- _MATERIAL SUPPLIED_:
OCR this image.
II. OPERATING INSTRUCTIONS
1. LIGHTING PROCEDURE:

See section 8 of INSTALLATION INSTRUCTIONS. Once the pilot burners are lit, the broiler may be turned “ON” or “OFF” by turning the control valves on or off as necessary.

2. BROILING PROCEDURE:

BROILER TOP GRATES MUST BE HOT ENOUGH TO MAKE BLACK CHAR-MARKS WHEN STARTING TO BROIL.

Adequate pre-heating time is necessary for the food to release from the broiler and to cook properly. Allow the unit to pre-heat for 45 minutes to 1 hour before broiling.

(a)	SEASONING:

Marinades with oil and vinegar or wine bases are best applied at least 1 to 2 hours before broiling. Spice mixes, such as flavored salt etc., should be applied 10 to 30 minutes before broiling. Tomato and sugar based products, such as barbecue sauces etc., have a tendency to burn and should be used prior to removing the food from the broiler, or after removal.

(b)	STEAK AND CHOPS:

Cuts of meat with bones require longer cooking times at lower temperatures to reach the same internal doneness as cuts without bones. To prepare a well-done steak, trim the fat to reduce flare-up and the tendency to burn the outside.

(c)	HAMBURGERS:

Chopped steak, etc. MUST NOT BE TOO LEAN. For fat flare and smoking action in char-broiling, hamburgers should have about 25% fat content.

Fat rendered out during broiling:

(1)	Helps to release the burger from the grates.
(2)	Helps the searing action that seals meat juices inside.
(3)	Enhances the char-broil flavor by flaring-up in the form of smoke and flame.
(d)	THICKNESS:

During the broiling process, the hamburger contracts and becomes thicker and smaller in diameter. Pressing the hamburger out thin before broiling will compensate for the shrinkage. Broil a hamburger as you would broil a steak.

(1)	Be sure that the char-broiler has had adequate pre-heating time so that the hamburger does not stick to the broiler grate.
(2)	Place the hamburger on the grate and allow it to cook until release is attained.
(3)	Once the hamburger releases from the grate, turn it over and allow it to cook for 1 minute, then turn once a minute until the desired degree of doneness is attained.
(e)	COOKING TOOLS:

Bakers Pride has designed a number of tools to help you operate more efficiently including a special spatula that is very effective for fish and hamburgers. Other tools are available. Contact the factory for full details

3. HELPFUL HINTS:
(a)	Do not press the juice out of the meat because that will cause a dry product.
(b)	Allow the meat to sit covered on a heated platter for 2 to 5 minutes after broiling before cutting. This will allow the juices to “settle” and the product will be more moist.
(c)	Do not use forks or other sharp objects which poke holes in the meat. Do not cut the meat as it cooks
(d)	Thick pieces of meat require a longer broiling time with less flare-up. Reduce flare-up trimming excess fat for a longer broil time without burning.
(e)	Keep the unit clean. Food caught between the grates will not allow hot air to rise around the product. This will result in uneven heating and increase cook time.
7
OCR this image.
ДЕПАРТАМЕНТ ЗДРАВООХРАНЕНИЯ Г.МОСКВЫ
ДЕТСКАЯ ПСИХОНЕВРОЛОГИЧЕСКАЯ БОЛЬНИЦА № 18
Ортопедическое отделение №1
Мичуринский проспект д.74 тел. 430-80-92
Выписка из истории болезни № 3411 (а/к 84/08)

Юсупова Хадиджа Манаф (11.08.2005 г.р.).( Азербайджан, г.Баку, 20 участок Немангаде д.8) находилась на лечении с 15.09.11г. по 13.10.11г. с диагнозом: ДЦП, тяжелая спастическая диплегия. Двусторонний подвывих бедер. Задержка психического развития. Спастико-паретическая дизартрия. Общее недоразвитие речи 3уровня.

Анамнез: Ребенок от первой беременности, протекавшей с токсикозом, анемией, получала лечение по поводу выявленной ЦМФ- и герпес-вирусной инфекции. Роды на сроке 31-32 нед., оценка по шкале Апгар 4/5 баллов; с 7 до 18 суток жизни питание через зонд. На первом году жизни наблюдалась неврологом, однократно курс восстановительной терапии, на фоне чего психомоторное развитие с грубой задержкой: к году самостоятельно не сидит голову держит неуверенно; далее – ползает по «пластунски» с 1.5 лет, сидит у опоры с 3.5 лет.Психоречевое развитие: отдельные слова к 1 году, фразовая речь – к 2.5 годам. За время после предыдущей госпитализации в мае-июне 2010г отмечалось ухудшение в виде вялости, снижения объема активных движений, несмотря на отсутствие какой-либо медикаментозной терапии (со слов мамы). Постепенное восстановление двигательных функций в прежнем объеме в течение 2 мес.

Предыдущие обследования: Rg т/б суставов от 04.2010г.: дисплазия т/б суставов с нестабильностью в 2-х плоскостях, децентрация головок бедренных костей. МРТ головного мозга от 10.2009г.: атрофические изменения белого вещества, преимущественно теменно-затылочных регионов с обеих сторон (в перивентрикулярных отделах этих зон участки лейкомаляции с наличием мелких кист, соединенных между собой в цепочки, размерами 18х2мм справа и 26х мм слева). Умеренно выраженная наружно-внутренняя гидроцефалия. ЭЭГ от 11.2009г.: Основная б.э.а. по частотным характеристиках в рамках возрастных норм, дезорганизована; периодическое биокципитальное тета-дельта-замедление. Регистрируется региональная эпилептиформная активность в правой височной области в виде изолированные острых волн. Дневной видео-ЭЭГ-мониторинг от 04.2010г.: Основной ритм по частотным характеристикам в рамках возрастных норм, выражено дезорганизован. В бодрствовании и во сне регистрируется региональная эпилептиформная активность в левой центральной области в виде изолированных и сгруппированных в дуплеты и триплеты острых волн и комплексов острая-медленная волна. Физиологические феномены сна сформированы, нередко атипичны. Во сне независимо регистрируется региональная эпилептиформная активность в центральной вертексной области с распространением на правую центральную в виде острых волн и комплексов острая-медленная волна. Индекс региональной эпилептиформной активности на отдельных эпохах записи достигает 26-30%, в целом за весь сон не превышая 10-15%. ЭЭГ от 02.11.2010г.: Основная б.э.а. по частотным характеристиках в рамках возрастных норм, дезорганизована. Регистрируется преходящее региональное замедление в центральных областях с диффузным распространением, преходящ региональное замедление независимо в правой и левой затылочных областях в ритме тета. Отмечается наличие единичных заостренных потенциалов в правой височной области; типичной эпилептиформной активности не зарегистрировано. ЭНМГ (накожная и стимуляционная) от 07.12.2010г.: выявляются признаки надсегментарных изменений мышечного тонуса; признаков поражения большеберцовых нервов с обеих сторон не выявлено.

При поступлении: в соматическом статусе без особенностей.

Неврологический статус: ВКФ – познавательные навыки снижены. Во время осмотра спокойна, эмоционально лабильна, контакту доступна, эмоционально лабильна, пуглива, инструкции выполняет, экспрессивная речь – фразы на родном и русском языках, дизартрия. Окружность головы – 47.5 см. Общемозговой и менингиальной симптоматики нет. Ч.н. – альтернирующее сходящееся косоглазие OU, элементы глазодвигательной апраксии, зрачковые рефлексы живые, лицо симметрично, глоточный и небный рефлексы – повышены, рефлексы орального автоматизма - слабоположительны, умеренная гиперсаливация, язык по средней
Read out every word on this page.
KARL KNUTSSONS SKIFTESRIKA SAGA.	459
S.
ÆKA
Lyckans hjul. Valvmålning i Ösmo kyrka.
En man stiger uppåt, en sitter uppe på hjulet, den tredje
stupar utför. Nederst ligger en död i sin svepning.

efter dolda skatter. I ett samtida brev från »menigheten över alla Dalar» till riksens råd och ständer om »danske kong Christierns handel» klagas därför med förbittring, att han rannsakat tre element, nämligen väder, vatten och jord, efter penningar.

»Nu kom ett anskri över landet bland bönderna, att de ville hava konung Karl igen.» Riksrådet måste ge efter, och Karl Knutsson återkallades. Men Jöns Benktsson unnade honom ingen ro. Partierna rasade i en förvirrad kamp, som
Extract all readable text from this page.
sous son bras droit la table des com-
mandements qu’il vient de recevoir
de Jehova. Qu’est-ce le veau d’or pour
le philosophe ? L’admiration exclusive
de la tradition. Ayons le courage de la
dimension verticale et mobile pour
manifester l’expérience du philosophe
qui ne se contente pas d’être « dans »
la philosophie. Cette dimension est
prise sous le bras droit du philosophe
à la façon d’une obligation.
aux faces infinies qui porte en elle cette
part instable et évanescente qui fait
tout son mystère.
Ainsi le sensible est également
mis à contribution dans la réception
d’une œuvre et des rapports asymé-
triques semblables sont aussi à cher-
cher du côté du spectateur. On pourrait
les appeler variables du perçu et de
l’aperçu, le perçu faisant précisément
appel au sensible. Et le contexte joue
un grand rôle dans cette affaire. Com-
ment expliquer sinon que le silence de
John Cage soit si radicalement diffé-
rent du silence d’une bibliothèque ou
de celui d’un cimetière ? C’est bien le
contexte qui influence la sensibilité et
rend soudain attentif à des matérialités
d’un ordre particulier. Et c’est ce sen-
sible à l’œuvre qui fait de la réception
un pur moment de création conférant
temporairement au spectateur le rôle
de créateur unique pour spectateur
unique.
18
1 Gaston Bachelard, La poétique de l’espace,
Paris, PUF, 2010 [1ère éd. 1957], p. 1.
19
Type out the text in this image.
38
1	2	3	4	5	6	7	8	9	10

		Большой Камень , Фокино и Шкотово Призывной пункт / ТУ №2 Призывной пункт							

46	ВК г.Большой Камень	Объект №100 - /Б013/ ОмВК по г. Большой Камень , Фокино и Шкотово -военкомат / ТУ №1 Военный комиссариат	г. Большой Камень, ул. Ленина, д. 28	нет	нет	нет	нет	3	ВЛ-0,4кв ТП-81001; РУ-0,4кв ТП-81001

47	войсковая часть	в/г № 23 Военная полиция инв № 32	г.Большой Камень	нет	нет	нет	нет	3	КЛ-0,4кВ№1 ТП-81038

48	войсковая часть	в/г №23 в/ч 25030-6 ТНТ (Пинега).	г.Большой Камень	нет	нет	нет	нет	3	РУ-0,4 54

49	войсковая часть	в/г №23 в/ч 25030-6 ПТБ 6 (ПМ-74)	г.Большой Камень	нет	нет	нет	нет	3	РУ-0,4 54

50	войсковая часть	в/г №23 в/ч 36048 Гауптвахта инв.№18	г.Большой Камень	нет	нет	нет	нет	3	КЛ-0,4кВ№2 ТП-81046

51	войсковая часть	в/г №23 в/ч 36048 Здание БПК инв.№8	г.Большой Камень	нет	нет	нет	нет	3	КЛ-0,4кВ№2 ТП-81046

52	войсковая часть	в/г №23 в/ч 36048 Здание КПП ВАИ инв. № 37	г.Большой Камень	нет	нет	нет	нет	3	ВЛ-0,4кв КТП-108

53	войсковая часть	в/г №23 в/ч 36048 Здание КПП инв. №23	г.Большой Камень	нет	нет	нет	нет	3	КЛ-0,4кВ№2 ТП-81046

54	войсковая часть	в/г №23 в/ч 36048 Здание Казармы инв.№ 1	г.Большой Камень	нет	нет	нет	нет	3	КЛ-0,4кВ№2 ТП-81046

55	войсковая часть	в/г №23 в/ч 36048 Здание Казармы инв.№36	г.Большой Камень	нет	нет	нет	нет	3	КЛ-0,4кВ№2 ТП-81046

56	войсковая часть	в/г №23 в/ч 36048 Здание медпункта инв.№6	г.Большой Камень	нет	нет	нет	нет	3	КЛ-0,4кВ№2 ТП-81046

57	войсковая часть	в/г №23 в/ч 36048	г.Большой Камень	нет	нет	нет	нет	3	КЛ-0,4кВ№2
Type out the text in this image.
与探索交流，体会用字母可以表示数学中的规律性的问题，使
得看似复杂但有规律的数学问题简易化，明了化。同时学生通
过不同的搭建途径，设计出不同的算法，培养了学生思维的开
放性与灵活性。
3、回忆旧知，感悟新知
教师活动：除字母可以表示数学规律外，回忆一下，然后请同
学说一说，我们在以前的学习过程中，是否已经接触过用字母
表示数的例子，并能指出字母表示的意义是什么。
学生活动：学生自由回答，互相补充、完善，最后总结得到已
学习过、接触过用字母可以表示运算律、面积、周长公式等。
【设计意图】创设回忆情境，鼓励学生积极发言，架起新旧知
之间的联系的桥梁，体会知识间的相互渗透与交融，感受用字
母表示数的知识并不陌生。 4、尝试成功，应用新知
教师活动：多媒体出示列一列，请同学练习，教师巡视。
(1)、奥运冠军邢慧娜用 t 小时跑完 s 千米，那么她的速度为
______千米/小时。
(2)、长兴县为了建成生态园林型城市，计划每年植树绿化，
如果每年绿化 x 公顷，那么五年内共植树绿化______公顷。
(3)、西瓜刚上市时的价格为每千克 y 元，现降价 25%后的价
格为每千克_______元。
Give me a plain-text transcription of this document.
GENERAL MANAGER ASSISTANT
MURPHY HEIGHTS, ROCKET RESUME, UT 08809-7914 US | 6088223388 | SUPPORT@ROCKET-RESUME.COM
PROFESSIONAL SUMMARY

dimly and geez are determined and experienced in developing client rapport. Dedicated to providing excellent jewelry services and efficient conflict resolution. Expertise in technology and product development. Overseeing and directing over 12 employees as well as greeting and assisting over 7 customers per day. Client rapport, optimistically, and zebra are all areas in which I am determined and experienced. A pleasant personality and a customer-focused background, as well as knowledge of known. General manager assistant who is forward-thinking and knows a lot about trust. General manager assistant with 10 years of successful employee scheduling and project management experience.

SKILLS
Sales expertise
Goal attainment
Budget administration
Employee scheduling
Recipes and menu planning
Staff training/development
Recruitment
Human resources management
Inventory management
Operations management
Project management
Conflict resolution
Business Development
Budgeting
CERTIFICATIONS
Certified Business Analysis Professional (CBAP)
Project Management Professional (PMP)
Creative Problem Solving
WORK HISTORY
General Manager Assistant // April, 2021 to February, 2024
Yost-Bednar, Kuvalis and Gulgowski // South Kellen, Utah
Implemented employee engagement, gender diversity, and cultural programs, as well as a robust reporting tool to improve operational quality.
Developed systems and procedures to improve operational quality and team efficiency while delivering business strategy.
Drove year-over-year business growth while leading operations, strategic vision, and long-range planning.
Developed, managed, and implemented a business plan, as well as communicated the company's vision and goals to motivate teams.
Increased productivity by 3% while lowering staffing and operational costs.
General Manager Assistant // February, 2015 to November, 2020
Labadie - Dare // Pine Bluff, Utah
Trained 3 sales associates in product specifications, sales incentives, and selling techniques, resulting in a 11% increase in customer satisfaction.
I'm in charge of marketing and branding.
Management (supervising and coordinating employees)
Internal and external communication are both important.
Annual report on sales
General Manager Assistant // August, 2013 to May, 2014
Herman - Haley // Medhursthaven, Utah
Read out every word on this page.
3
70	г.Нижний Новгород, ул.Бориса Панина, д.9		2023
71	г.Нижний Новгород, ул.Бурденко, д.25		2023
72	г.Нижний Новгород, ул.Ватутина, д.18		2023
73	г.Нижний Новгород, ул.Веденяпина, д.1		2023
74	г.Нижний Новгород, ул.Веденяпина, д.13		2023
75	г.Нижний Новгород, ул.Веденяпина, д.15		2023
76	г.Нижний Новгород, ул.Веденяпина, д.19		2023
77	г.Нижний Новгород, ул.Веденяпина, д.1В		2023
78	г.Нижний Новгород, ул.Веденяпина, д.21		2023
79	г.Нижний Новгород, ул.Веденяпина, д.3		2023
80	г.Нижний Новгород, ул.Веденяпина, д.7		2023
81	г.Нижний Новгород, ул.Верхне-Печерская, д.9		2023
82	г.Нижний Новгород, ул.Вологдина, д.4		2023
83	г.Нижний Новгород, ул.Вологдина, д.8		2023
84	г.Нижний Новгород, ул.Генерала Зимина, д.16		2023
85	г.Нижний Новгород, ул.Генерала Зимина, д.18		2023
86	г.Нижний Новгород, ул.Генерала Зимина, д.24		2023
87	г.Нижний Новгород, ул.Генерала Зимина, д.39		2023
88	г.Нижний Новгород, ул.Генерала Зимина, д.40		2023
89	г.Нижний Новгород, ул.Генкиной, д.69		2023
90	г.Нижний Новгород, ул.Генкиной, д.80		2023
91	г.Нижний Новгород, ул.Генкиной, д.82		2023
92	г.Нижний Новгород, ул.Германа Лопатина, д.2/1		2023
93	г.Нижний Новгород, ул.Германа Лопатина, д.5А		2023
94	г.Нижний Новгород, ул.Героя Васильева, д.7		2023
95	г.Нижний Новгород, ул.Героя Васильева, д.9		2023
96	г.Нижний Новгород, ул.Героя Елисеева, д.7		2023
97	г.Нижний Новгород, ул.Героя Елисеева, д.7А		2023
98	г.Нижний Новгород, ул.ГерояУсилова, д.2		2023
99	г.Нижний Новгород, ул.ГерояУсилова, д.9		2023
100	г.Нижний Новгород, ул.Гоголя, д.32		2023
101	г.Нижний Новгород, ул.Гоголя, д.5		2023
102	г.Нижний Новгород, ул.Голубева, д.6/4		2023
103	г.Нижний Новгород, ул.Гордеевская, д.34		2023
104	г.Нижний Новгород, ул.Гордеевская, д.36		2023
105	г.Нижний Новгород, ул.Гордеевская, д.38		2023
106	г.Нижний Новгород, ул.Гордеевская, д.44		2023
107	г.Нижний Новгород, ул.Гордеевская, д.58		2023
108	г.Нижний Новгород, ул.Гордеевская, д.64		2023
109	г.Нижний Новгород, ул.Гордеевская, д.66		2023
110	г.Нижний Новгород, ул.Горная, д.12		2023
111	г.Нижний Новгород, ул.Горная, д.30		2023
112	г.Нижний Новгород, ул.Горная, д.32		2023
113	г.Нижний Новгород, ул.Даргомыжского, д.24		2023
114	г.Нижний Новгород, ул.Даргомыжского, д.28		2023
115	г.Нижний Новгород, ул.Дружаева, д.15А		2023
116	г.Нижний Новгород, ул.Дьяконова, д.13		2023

- _TASK TO COMPLETE_:
Write out every line from the entries where "Once" appears.

- _SOLVED EXERCISE_:
See section 8 of INSTALLATION INSTRUCTIONS. Once the pilot burners are lit, the broiler may be turned “ON” or “OFF” by turning the control valves on or off as necessary.
(3)	Once the hamburger releases from the grate, turn it over and allow it to cook for 1 minute, then turn once a minute until the desired degree of doneness is attained.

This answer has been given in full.